(Task statement):
Count the lines of the records that contain the string "language", treating uppercase and lowercase as distinct. Give only the number.

(Layout element entries):
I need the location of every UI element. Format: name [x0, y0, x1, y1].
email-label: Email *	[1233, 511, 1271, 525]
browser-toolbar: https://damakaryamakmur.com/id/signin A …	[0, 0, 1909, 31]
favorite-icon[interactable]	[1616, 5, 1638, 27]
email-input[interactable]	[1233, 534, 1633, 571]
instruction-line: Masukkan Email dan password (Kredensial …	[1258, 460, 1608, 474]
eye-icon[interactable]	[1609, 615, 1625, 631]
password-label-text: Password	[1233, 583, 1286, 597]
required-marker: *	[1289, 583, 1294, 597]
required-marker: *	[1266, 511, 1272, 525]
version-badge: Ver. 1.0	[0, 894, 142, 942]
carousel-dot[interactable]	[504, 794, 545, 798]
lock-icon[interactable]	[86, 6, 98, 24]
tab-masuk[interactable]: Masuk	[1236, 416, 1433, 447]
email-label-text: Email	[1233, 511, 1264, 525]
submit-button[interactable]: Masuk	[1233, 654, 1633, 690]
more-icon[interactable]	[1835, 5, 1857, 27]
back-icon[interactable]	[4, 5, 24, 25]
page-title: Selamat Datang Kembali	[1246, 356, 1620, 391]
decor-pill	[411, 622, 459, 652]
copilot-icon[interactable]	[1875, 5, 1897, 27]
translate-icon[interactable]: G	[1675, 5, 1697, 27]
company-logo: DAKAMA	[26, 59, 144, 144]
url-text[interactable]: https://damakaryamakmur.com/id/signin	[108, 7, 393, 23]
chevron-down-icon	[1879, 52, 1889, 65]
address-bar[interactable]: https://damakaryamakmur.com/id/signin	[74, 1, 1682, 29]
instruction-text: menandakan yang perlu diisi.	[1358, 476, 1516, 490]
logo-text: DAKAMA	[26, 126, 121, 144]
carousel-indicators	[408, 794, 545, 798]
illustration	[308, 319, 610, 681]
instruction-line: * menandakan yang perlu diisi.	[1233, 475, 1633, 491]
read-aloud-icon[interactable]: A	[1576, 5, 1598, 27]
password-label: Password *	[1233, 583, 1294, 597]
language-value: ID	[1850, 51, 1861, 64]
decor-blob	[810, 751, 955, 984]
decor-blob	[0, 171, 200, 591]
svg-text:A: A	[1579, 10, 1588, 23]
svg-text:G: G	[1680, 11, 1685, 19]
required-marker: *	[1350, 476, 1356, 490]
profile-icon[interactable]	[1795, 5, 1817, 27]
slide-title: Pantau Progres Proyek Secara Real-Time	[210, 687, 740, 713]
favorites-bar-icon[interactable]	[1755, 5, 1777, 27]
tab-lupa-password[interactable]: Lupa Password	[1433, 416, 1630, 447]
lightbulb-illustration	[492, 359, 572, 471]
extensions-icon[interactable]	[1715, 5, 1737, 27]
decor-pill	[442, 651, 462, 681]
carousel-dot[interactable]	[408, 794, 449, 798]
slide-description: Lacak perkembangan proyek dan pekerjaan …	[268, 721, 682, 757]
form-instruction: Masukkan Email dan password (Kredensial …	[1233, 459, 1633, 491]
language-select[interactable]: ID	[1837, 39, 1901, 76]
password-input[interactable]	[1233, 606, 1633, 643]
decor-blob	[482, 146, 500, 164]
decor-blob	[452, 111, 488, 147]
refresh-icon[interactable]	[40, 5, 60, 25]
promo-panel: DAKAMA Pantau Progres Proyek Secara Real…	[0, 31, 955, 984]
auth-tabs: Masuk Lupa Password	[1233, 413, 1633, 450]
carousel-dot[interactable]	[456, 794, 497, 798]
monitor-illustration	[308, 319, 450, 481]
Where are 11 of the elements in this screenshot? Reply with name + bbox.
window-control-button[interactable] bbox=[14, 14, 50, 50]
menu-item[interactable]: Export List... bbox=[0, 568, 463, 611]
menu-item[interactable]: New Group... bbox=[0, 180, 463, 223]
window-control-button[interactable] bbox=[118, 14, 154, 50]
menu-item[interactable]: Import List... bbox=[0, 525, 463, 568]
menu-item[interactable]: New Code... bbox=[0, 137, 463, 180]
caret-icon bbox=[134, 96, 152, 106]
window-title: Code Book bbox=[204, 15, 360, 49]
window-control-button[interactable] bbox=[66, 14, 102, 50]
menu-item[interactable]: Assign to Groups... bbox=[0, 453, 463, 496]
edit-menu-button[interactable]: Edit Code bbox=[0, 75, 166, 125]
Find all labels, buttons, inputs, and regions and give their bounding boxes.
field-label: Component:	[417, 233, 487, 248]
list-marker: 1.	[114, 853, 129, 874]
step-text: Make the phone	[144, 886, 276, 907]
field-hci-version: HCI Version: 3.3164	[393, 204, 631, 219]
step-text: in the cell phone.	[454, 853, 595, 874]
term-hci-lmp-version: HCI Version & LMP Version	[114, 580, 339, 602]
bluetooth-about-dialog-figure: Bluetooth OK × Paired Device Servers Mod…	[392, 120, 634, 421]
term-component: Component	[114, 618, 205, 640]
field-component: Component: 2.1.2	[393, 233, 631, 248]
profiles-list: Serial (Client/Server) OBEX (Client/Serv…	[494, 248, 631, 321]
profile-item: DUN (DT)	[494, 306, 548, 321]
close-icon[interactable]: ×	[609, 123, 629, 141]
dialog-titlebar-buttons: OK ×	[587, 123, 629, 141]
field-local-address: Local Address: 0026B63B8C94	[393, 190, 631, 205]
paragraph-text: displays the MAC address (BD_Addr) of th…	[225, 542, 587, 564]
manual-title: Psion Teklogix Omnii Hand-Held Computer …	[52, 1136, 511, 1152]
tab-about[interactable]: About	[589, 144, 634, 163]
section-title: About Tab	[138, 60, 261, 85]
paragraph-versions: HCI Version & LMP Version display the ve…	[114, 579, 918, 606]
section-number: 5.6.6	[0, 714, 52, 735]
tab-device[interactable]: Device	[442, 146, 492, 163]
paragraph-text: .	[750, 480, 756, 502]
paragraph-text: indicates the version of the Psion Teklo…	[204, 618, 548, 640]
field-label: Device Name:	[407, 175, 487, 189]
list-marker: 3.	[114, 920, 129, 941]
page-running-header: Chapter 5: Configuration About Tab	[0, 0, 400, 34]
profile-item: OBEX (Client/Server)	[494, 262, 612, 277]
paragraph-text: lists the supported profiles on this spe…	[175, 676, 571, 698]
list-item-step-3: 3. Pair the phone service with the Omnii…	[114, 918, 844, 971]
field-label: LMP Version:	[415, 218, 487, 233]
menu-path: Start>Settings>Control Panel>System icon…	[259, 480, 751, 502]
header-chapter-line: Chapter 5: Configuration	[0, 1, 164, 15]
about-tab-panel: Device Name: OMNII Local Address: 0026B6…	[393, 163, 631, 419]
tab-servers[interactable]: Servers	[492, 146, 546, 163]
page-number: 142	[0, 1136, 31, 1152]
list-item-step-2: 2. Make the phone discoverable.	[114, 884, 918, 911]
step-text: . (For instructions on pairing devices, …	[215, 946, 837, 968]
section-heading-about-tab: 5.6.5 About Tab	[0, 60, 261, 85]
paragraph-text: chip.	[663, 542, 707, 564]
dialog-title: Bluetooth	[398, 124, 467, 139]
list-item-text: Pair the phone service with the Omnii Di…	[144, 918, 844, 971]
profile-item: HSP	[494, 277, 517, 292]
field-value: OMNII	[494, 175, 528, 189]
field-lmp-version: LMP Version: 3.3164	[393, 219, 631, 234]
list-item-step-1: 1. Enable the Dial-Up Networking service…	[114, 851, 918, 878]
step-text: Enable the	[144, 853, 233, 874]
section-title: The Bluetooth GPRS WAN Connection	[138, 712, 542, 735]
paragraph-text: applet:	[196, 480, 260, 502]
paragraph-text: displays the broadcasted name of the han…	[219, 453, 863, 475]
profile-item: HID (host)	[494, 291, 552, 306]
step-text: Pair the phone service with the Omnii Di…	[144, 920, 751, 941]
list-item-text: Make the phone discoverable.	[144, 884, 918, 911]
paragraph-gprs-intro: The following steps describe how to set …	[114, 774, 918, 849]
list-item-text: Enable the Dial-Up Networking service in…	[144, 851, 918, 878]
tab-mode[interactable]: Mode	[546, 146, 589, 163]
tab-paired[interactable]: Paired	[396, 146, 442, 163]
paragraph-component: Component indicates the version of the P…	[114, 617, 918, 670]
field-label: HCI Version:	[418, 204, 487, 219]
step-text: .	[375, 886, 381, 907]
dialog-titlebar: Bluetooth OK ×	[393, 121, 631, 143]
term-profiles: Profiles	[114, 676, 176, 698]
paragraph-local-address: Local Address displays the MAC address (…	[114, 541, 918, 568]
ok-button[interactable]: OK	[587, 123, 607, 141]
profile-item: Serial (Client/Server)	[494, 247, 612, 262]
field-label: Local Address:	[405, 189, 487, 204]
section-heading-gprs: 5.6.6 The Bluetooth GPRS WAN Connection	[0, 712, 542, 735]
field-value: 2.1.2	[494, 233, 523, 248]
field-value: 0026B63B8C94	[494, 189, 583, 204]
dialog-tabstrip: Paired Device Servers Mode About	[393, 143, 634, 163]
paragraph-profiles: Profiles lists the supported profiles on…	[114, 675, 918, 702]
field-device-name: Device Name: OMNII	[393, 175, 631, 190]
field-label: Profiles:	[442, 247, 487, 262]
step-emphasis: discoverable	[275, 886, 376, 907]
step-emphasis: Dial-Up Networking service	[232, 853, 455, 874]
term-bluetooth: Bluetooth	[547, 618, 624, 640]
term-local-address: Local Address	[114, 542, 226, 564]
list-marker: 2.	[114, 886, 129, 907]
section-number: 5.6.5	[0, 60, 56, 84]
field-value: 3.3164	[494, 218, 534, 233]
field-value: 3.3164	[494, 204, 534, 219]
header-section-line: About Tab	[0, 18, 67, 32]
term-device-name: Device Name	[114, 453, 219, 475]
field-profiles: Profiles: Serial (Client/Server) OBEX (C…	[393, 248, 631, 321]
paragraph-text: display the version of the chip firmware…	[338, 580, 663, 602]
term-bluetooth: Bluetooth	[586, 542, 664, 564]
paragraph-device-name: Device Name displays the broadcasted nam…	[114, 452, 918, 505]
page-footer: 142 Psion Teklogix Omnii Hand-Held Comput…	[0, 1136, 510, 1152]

(Task answer):
2